Task:
Quote each record exactly, please, leaving none out.

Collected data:
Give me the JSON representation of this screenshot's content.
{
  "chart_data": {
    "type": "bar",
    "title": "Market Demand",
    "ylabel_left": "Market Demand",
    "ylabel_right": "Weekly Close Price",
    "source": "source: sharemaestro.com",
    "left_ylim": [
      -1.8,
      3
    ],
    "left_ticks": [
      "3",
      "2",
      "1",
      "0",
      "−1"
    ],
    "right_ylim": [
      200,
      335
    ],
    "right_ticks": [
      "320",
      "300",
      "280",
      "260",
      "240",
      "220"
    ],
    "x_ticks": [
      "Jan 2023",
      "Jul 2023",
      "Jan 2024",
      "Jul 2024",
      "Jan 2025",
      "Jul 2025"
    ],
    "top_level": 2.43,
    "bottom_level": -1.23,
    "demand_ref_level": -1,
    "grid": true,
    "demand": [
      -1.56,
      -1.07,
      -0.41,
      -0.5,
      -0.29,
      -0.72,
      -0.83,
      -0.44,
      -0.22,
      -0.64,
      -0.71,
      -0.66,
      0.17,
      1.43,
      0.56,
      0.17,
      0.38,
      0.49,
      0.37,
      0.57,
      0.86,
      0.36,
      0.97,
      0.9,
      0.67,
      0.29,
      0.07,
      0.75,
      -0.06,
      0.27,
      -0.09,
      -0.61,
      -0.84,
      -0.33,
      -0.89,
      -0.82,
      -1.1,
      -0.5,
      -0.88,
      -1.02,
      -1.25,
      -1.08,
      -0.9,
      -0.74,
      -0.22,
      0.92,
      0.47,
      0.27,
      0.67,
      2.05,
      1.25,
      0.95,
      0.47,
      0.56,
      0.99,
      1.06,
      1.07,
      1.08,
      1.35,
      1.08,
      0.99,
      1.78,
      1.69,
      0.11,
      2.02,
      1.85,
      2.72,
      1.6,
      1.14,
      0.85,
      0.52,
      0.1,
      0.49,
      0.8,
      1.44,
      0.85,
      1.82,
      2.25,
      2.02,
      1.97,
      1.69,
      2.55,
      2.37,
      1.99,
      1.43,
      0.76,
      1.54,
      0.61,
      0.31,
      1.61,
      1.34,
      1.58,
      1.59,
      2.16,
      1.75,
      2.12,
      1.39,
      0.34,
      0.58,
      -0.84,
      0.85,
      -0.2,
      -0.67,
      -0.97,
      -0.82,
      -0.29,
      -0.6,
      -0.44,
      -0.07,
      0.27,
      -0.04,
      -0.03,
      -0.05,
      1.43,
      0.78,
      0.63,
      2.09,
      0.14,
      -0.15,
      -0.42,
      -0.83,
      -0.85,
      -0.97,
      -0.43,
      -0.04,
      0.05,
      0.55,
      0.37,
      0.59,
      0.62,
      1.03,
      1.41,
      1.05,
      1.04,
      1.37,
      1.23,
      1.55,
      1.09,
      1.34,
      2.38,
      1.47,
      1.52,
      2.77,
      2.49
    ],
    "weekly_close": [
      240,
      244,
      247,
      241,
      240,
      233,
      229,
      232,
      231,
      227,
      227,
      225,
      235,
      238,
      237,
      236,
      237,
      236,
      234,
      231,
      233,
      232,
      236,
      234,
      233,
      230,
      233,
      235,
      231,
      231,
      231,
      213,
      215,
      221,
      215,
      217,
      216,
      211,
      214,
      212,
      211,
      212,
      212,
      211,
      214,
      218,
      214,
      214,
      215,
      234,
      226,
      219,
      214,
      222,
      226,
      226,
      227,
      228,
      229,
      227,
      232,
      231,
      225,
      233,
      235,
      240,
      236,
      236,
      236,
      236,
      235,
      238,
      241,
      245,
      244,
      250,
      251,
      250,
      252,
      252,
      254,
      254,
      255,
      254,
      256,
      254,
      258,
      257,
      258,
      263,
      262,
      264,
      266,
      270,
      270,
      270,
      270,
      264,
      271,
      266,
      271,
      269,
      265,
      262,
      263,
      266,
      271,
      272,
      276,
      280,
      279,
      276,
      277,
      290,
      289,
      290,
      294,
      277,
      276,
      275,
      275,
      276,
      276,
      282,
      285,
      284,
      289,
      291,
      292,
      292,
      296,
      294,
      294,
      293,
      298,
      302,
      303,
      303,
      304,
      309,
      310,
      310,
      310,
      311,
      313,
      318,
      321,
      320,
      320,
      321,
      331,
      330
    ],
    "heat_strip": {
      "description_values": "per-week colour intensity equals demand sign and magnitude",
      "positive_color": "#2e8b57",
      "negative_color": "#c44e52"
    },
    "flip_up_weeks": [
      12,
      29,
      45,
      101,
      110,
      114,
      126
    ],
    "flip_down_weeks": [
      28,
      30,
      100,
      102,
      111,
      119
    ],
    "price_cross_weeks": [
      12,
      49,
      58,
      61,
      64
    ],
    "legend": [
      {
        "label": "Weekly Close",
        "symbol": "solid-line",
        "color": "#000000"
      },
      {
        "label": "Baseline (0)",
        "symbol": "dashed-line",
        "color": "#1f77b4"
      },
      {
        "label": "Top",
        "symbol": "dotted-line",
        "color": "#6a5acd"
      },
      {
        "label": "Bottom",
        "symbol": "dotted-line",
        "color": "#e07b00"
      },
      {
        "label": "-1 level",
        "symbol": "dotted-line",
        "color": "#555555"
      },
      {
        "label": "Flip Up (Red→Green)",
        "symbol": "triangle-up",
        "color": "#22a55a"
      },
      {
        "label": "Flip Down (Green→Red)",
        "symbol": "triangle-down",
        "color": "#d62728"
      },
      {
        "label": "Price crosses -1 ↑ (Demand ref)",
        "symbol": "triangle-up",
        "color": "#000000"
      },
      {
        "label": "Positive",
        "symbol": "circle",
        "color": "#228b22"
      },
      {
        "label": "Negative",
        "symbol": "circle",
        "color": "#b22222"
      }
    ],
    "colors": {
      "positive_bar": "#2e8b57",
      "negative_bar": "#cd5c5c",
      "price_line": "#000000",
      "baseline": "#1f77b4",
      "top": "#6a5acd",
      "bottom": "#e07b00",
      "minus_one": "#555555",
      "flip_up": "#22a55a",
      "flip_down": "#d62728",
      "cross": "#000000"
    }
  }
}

Worked answer:
Give me the JSON representation of this screenshot's content.
{
  "chart_data": {
    "type": "bar",
    "title": "Market Demand",
    "ylabel_left": "Market Demand",
    "ylabel_right": "Weekly Close Price",
    "source": "source: sharemaestro.com",
    "left_ylim": [
      -1.8,
      3
    ],
    "left_ticks": [
      "3",
      "2",
      "1",
      "0",
      "−1"
    ],
    "right_ylim": [
      200,
      335
    ],
    "right_ticks": [
      "320",
      "300",
      "280",
      "260",
      "240",
      "220"
    ],
    "x_ticks": [
      "Jan 2023",
      "Jul 2023",
      "Jan 2024",
      "Jul 2024",
      "Jan 2025",
      "Jul 2025"
    ],
    "top_level": 2.43,
    "bottom_level": -1.23,
    "demand_ref_level": -1,
    "grid": true,
    "demand": [
      -1.56,
      -1.07,
      -0.41,
      -0.5,
      -0.29,
      -0.72,
      -0.83,
      -0.44,
      -0.22,
      -0.64,
      -0.71,
      -0.66,
      0.17,
      1.43,
      0.56,
      0.17,
      0.38,
      0.49,
      0.37,
      0.57,
      0.86,
      0.36,
      0.97,
      0.9,
      0.67,
      0.29,
      0.07,
      0.75,
      -0.06,
      0.27,
      -0.09,
      -0.61,
      -0.84,
      -0.33,
      -0.89,
      -0.82,
      -1.1,
      -0.5,
      -0.88,
      -1.02,
      -1.25,
      -1.08,
      -0.9,
      -0.74,
      -0.22,
      0.92,
      0.47,
      0.27,
      0.67,
      2.05,
      1.25,
      0.95,
      0.47,
      0.56,
      0.99,
      1.06,
      1.07,
      1.08,
      1.35,
      1.08,
      0.99,
      1.78,
      1.69,
      0.11,
      2.02,
      1.85,
      2.72,
      1.6,
      1.14,
      0.85,
      0.52,
      0.1,
      0.49,
      0.8,
      1.44,
      0.85,
      1.82,
      2.25,
      2.02,
      1.97,
      1.69,
      2.55,
      2.37,
      1.99,
      1.43,
      0.76,
      1.54,
      0.61,
      0.31,
      1.61,
      1.34,
      1.58,
      1.59,
      2.16,
      1.75,
      2.12,
      1.39,
      0.34,
      0.58,
      -0.84,
      0.85,
      -0.2,
      -0.67,
      -0.97,
      -0.82,
      -0.29,
      -0.6,
      -0.44,
      -0.07,
      0.27,
      -0.04,
      -0.03,
      -0.05,
      1.43,
      0.78,
      0.63,
      2.09,
      0.14,
      -0.15,
      -0.42,
      -0.83,
      -0.85,
      -0.97,
      -0.43,
      -0.04,
      0.05,
      0.55,
      0.37,
      0.59,
      0.62,
      1.03,
      1.41,
      1.05,
      1.04,
      1.37,
      1.23,
      1.55,
      1.09,
      1.34,
      2.38,
      1.47,
      1.52,
      2.77,
      2.49
    ],
    "weekly_close": [
      240,
      244,
      247,
      241,
      240,
      233,
      229,
      232,
      231,
      227,
      227,
      225,
      235,
      238,
      237,
      236,
      237,
      236,
      234,
      231,
      233,
      232,
      236,
      234,
      233,
      230,
      233,
      235,
      231,
      231,
      231,
      213,
      215,
      221,
      215,
      217,
      216,
      211,
      214,
      212,
      211,
      212,
      212,
      211,
      214,
      218,
      214,
      214,
      215,
      234,
      226,
      219,
      214,
      222,
      226,
      226,
      227,
      228,
      229,
      227,
      232,
      231,
      225,
      233,
      235,
      240,
      236,
      236,
      236,
      236,
      235,
      238,
      241,
      245,
      244,
      250,
      251,
      250,
      252,
      252,
      254,
      254,
      255,
      254,
      256,
      254,
      258,
      257,
      258,
      263,
      262,
      264,
      266,
      270,
      270,
      270,
      270,
      264,
      271,
      266,
      271,
      269,
      265,
      262,
      263,
      266,
      271,
      272,
      276,
      280,
      279,
      276,
      277,
      290,
      289,
      290,
      294,
      277,
      276,
      275,
      275,
      276,
      276,
      282,
      285,
      284,
      289,
      291,
      292,
      292,
      296,
      294,
      294,
      293,
      298,
      302,
      303,
      303,
      304,
      309,
      310,
      310,
      310,
      311,
      313,
      318,
      321,
      320,
      320,
      321,
      331,
      330
    ],
    "heat_strip": {
      "description_values": "per-week colour intensity equals demand sign and magnitude",
      "positive_color": "#2e8b57",
      "negative_color": "#c44e52"
    },
    "flip_up_weeks": [
      12,
      29,
      45,
      101,
      110,
      114,
      126
    ],
    "flip_down_weeks": [
      28,
      30,
      100,
      102,
      111,
      119
    ],
    "price_cross_weeks": [
      12,
      49,
      58,
      61,
      64
    ],
    "legend": [
      {
        "label": "Weekly Close",
        "symbol": "solid-line",
        "color": "#000000"
      },
      {
        "label": "Baseline (0)",
        "symbol": "dashed-line",
        "color": "#1f77b4"
      },
      {
        "label": "Top",
        "symbol": "dotted-line",
        "color": "#6a5acd"
      },
      {
        "label": "Bottom",
        "symbol": "dotted-line",
        "color": "#e07b00"
      },
      {
        "label": "-1 level",
        "symbol": "dotted-line",
        "color": "#555555"
      },
      {
        "label": "Flip Up (Red→Green)",
        "symbol": "triangle-up",
        "color": "#22a55a"
      },
      {
        "label": "Flip Down (Green→Red)",
        "symbol": "triangle-down",
        "color": "#d62728"
      },
      {
        "label": "Price crosses -1 ↑ (Demand ref)",
        "symbol": "triangle-up",
        "color": "#000000"
      },
      {
        "label": "Positive",
        "symbol": "circle",
        "color": "#228b22"
      },
      {
        "label": "Negative",
        "symbol": "circle",
        "color": "#b22222"
      }
    ],
    "colors": {
      "positive_bar": "#2e8b57",
      "negative_bar": "#cd5c5c",
      "price_line": "#000000",
      "baseline": "#1f77b4",
      "top": "#6a5acd",
      "bottom": "#e07b00",
      "minus_one": "#555555",
      "flip_up": "#22a55a",
      "flip_down": "#d62728",
      "cross": "#000000"
    }
  }
}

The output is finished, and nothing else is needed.